WHAT IS BEING ASKED: Report how many lines in the entries below have the word "KAZAKHSTAN" in them, and give no other words.

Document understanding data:
>>>

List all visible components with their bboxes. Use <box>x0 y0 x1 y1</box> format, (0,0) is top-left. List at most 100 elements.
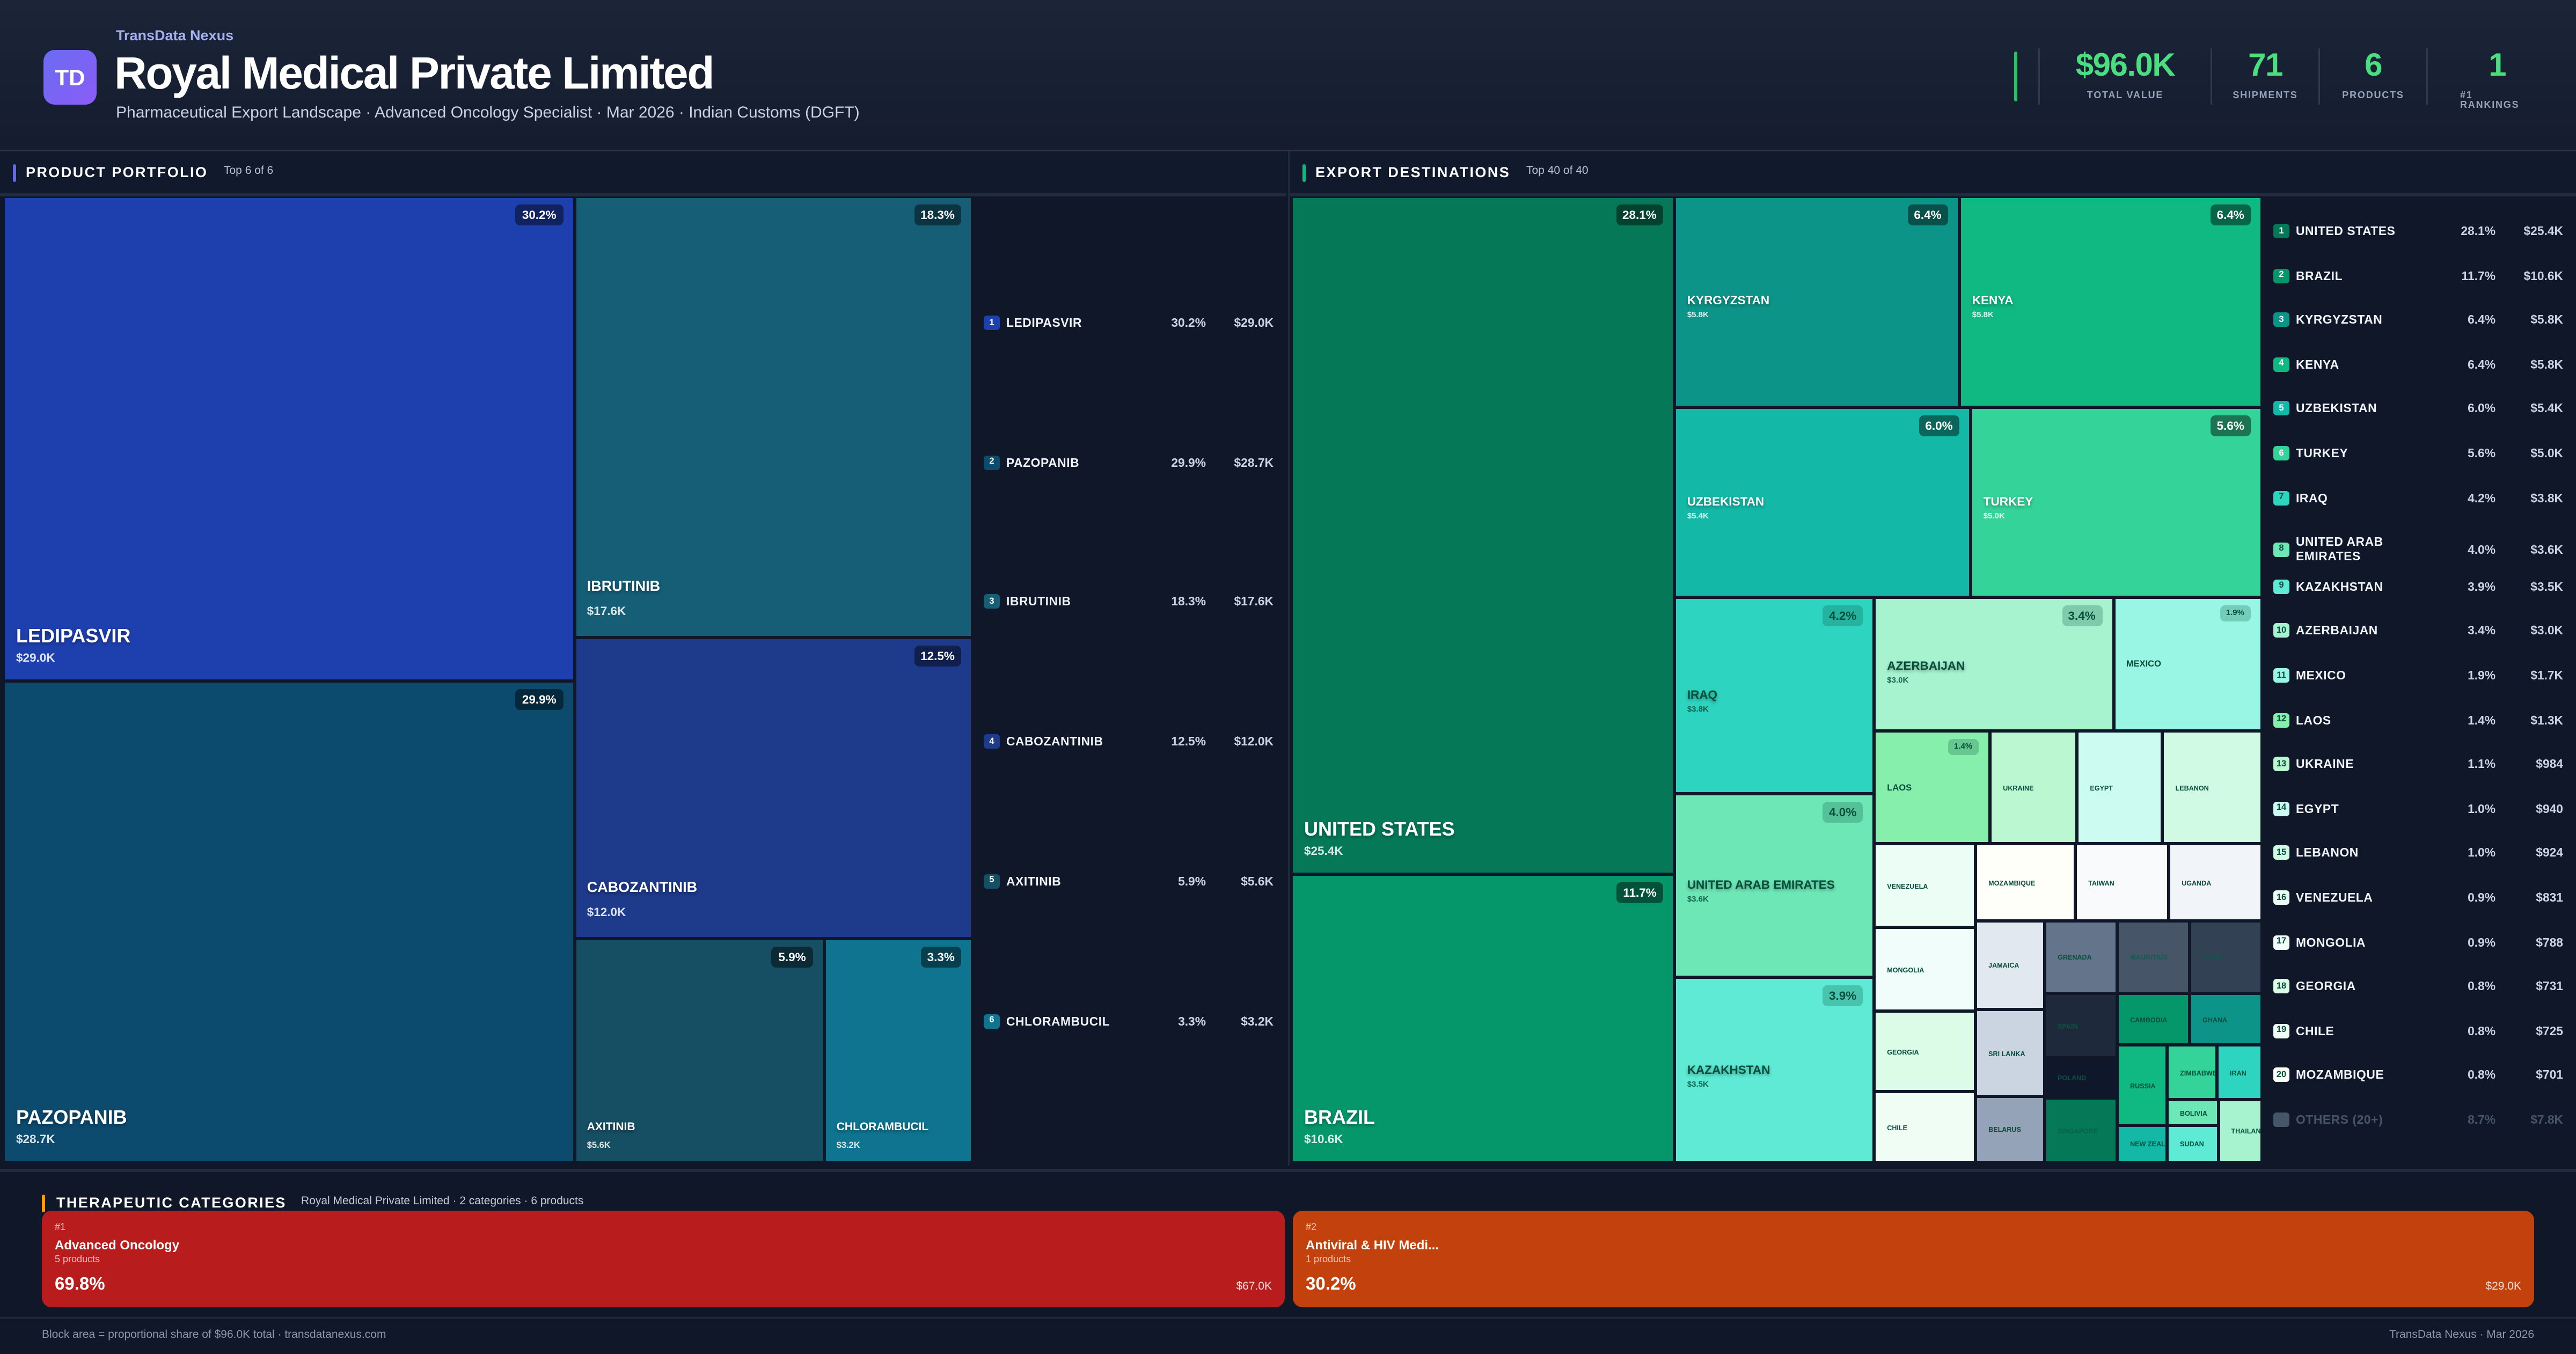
legend-row[interactable]: 3 IBRUTINIB 18.3% $17.6K <box>984 595 1274 610</box>
legend-name: KYRGYZSTAN <box>2296 312 2383 327</box>
legend-row[interactable]: 13 UKRAINE 1.1% $984 <box>2273 757 2563 772</box>
tile-mauritius[interactable]: MAURITIUS <box>2119 923 2188 992</box>
tile-laos[interactable]: 1.4% LAOS <box>1876 732 1989 842</box>
tile-brazil[interactable]: 11.7% BRAZIL $10.6K <box>1293 876 1673 1161</box>
tile-label: SUDAN <box>2180 1140 2204 1148</box>
category-card-oncology[interactable]: #1 Advanced Oncology 5 products 69.8% $6… <box>42 1211 1285 1307</box>
legend-row[interactable]: 20 MOZAMBIQUE 0.8% $701 <box>2273 1068 2563 1083</box>
tile-cambodia[interactable]: CAMBODIA <box>2119 995 2188 1043</box>
legend-row-others[interactable]: OTHERS (20+) 8.7% $7.8K <box>2273 1113 2563 1127</box>
legend-row[interactable]: 5 UZBEKISTAN 6.0% $5.4K <box>2273 401 2563 416</box>
legend-share: 4.2% <box>2468 490 2496 505</box>
tile-russia[interactable]: RUSSIA <box>2119 1046 2166 1124</box>
tile-united-arab-emirates[interactable]: 4.0% UNITED ARAB EMIRATES $3.6K <box>1675 795 1873 976</box>
tile-share-badge: 28.1% <box>1615 204 1663 225</box>
tile-uganda[interactable]: UGANDA <box>2170 845 2260 919</box>
tile-thailand[interactable]: THAILAND <box>2220 1101 2260 1161</box>
tile-singapore[interactable]: SINGAPORE <box>2046 1099 2116 1161</box>
tile-axitinib[interactable]: 5.9% AXITINIB $5.6K <box>575 940 822 1161</box>
legend-share: 0.8% <box>2468 1023 2496 1038</box>
legend-row[interactable]: 1 UNITED STATES 28.1% $25.4K <box>2273 224 2563 238</box>
tile-ibrutinib[interactable]: 18.3% IBRUTINIB $17.6K <box>575 198 971 636</box>
legend-row[interactable]: 16 VENEZUELA 0.9% $831 <box>2273 890 2563 905</box>
tile-zimbabwe[interactable]: ZIMBABWE <box>2169 1046 2215 1098</box>
tile-spain[interactable]: SPAIN <box>2046 995 2116 1057</box>
tile-mozambique[interactable]: MOZAMBIQUE <box>1977 845 2074 919</box>
tile-sri-lanka[interactable]: SRI LANKA <box>1977 1011 2044 1095</box>
legend-value: $3.5K <box>2530 579 2563 594</box>
legend-row[interactable]: 6 TURKEY 5.6% $5.0K <box>2273 446 2563 460</box>
legend-share: 11.7% <box>2461 268 2496 283</box>
tile-uzbekistan[interactable]: 6.0% UZBEKISTAN $5.4K <box>1675 408 1969 596</box>
tile-label: KYRGYZSTAN <box>1687 292 1770 308</box>
tile-belarus[interactable]: BELARUS <box>1977 1098 2044 1161</box>
legend-row[interactable]: 14 EGYPT 1.0% $940 <box>2273 801 2563 816</box>
tile-grenada[interactable]: GRENADA <box>2046 923 2116 992</box>
category-value: $29.0K <box>2485 1282 2521 1293</box>
tile-iran[interactable]: IRAN <box>2219 1046 2260 1098</box>
kpi-value: 1 <box>2489 48 2506 84</box>
tile-georgia[interactable]: GEORGIA <box>1876 1012 1974 1090</box>
legend-row[interactable]: 19 CHILE 0.8% $725 <box>2273 1023 2563 1038</box>
legend-row[interactable]: 8 UNITED ARAB EMIRATES 4.0% $3.6K <box>2273 535 2563 564</box>
legend-name: KAZAKHSTAN <box>2296 579 2383 594</box>
tile-new-zealand[interactable]: NEW ZEALAND <box>2119 1127 2166 1161</box>
legend-row[interactable]: 11 MEXICO 1.9% $1.7K <box>2273 668 2563 683</box>
tile-egypt[interactable]: EGYPT <box>2079 732 2161 842</box>
legend-row[interactable]: 2 PAZOPANIB 29.9% $28.7K <box>984 455 1274 470</box>
tile-share-badge: 12.5% <box>914 646 961 667</box>
tile-kazakhstan[interactable]: 3.9% KAZAKHSTAN $3.5K <box>1675 978 1873 1161</box>
legend-row[interactable]: 1 LEDIPASVIR 30.2% $29.0K <box>984 316 1274 330</box>
category-count: 1 products <box>1306 1256 1351 1265</box>
tile-mexico[interactable]: 1.9% MEXICO <box>2114 599 2260 729</box>
tile-kenya[interactable]: 6.4% KENYA $5.8K <box>1960 198 2260 406</box>
legend-row[interactable]: 5 AXITINIB 5.9% $5.6K <box>984 874 1274 889</box>
tile-bolivia[interactable]: BOLIVIA <box>2169 1101 2217 1124</box>
legend-row[interactable]: 4 KENYA 6.4% $5.8K <box>2273 357 2563 372</box>
tile-ukraine[interactable]: UKRAINE <box>1992 732 2076 842</box>
legend-value: $3.0K <box>2530 624 2563 639</box>
legend-row[interactable]: 12 LAOS 1.4% $1.3K <box>2273 712 2563 727</box>
tile-turkey[interactable]: 5.6% TURKEY $5.0K <box>1972 408 2260 596</box>
legend-row[interactable]: 2 BRAZIL 11.7% $10.6K <box>2273 268 2563 283</box>
legend-row[interactable]: 15 LEBANON 1.0% $924 <box>2273 846 2563 861</box>
tile-share-badge: 4.0% <box>1822 801 1863 823</box>
tile-cabozantinib[interactable]: 12.5% CABOZANTINIB $12.0K <box>575 639 971 937</box>
tile-iraq[interactable]: 4.2% IRAQ $3.8K <box>1675 599 1873 792</box>
legend-name: AXITINIB <box>1006 874 1062 889</box>
logo-badge: TD <box>43 50 97 105</box>
tile-poland[interactable]: POLAND <box>2046 1059 2116 1097</box>
legend-row[interactable]: 17 MONGOLIA 0.9% $788 <box>2273 934 2563 949</box>
tile-pazopanib[interactable]: 29.9% PAZOPANIB $28.7K <box>5 683 573 1161</box>
legend-row[interactable]: 18 GEORGIA 0.8% $731 <box>2273 979 2563 994</box>
tile-sudan[interactable]: SUDAN <box>2169 1127 2217 1161</box>
tile-venezuela[interactable]: VENEZUELA <box>1876 845 1974 926</box>
tile-lebanon[interactable]: LEBANON <box>2164 732 2260 842</box>
tile-azerbaijan[interactable]: 3.4% AZERBAIJAN $3.0K <box>1876 599 2112 729</box>
destination-panel-header: EXPORT DESTINATIONS Top 40 of 40 <box>1290 151 2576 196</box>
legend-row[interactable]: 3 KYRGYZSTAN 6.4% $5.8K <box>2273 312 2563 327</box>
legend-value: $1.3K <box>2530 712 2563 727</box>
rank-badge: 2 <box>2273 268 2289 283</box>
legend-row[interactable]: 10 AZERBAIJAN 3.4% $3.0K <box>2273 624 2563 639</box>
tile-cuba[interactable]: CUBA <box>2191 923 2260 992</box>
tile-ghana[interactable]: GHANA <box>2191 995 2260 1043</box>
tile-mongolia[interactable]: MONGOLIA <box>1876 929 1974 1010</box>
kpi-label: PRODUCTS <box>2342 92 2404 101</box>
legend-name: LAOS <box>2296 712 2331 727</box>
legend-value: $5.8K <box>2530 357 2563 372</box>
tile-jamaica[interactable]: JAMAICA <box>1977 923 2044 1008</box>
category-card-antiviral[interactable]: #2 Antiviral & HIV Medi... 1 products 30… <box>1293 1211 2534 1307</box>
legend-row[interactable]: 6 CHLORAMBUCIL 3.3% $3.2K <box>984 1013 1274 1028</box>
tile-kyrgyzstan[interactable]: 6.4% KYRGYZSTAN $5.8K <box>1675 198 1958 406</box>
legend-name: CABOZANTINIB <box>1006 734 1103 749</box>
tile-ledipasvir[interactable]: 30.2% LEDIPASVIR $29.0K <box>5 198 573 680</box>
legend-row[interactable]: 7 IRAQ 4.2% $3.8K <box>2273 490 2563 505</box>
legend-row[interactable]: 4 CABOZANTINIB 12.5% $12.0K <box>984 734 1274 749</box>
tile-chile[interactable]: CHILE <box>1876 1093 1974 1161</box>
tile-chlorambucil[interactable]: 3.3% CHLORAMBUCIL $3.2K <box>825 940 971 1161</box>
tile-taiwan[interactable]: TAIWAN <box>2077 845 2168 919</box>
tile-united-states[interactable]: 28.1% UNITED STATES $25.4K <box>1293 198 1673 873</box>
legend-row[interactable]: 9 KAZAKHSTAN 3.9% $3.5K <box>2273 579 2563 594</box>
tile-value: $12.0K <box>587 904 626 919</box>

<<<

RESULT FOR THIS TASK: 3